## INPUT ROWS
════════════════

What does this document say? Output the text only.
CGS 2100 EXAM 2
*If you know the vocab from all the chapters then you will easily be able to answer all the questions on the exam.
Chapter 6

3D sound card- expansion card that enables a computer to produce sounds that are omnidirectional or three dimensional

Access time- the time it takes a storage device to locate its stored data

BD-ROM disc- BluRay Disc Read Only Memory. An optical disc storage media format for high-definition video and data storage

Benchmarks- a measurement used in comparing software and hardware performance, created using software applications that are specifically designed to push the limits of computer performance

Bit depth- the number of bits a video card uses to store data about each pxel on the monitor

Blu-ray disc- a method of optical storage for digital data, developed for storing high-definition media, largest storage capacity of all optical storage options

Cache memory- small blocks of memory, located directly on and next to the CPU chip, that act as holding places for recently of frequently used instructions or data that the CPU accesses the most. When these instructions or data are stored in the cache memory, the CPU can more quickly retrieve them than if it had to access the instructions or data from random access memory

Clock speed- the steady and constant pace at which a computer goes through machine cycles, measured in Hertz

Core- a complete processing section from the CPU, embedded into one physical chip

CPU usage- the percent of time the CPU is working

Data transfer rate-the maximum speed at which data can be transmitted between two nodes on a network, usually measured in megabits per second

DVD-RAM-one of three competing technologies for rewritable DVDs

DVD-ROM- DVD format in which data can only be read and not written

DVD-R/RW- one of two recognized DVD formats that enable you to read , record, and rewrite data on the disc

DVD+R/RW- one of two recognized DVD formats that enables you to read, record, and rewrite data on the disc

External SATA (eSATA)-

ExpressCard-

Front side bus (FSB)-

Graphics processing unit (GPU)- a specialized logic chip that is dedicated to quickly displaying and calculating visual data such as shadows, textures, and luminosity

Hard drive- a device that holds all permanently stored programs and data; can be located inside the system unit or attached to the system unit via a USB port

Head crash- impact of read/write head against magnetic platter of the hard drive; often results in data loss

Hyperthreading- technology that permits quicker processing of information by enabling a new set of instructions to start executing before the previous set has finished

════════════════

## REQUIREMENT
Search the data for the string "drive" and copy each line where it appears.

## OUTPUT OF THE EXERCISE
Hard drive- a device that holds all permanently stored programs and data; can be located inside the system unit or attached to the system unit via a USB port
Head crash- impact of read/write head against magnetic platter of the hard drive; often results in data loss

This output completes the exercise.